>> BEGIN Provided records

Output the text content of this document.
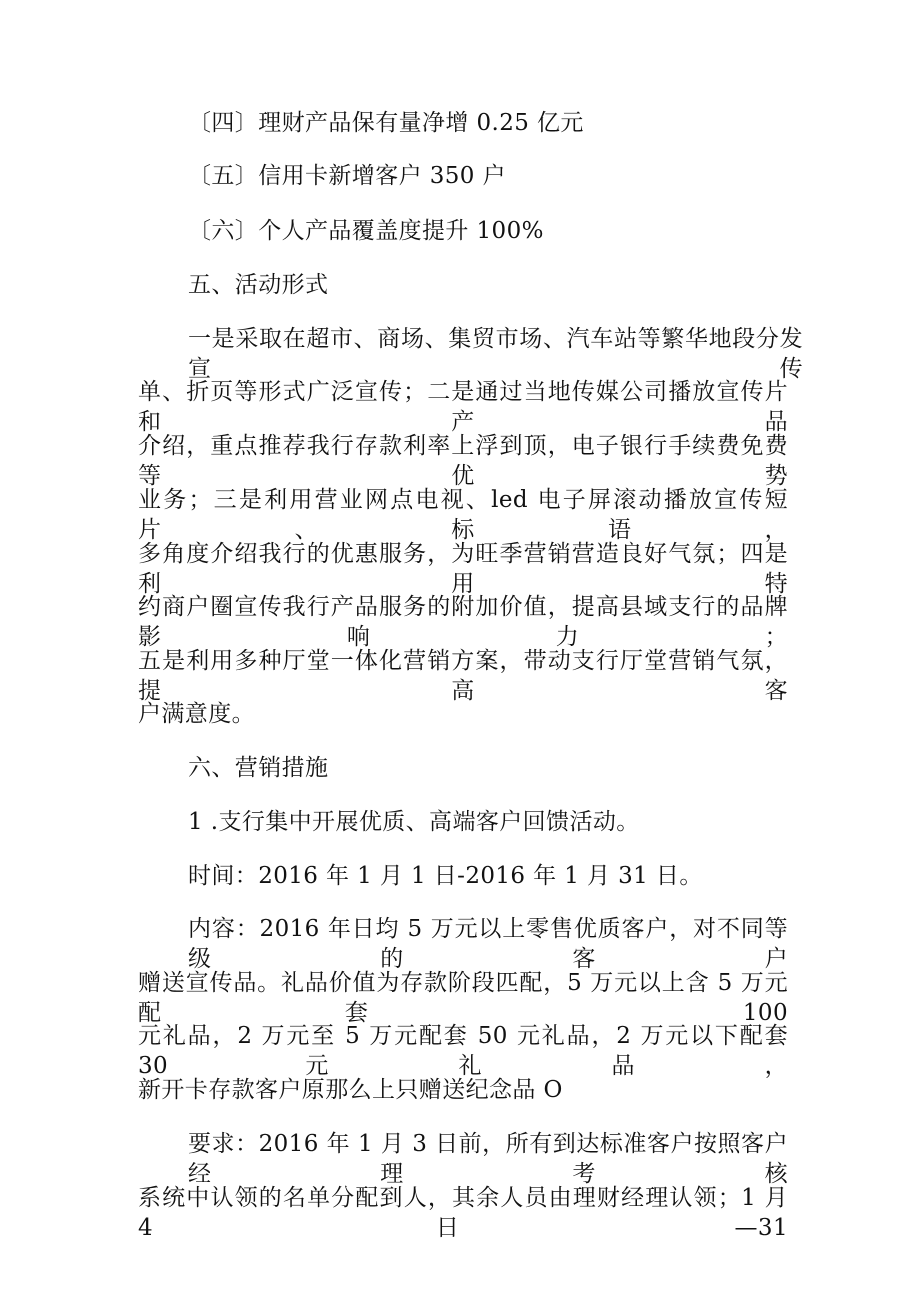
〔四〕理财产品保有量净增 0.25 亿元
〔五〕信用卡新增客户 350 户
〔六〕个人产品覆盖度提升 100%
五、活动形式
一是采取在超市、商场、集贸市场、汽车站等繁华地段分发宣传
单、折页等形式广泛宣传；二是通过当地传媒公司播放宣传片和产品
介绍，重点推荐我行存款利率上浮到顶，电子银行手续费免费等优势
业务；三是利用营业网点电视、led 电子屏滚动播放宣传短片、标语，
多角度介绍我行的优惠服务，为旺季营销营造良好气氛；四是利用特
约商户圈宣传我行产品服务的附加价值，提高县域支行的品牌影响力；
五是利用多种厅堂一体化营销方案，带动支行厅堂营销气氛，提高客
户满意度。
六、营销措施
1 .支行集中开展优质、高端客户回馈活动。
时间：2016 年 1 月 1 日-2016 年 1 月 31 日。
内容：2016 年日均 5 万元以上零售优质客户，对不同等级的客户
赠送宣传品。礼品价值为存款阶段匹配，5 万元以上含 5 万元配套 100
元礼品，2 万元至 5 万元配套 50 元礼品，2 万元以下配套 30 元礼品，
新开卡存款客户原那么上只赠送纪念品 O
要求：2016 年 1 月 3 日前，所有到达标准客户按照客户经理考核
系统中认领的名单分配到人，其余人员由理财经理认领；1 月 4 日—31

>> END Provided records

Return the full material word for word. Do not include the pictures.

* [Solution to the exercise]:
Output the text content of this document.
〔四〕理财产品保有量净增 0.25 亿元
〔五〕信用卡新增客户 350 户
〔六〕个人产品覆盖度提升 100%
五、活动形式
一是采取在超市、商场、集贸市场、汽车站等繁华地段分发宣传
单、折页等形式广泛宣传；二是通过当地传媒公司播放宣传片和产品
介绍，重点推荐我行存款利率上浮到顶，电子银行手续费免费等优势
业务；三是利用营业网点电视、led 电子屏滚动播放宣传短片、标语，
多角度介绍我行的优惠服务，为旺季营销营造良好气氛；四是利用特
约商户圈宣传我行产品服务的附加价值，提高县域支行的品牌影响力；
五是利用多种厅堂一体化营销方案，带动支行厅堂营销气氛，提高客
户满意度。
六、营销措施
1 .支行集中开展优质、高端客户回馈活动。
时间：2016 年 1 月 1 日-2016 年 1 月 31 日。
内容：2016 年日均 5 万元以上零售优质客户，对不同等级的客户
赠送宣传品。礼品价值为存款阶段匹配，5 万元以上含 5 万元配套 100
元礼品，2 万元至 5 万元配套 50 元礼品，2 万元以下配套 30 元礼品，
新开卡存款客户原那么上只赠送纪念品 O
要求：2016 年 1 月 3 日前，所有到达标准客户按照客户经理考核
系统中认领的名单分配到人，其余人员由理财经理认领；1 月 4 日—31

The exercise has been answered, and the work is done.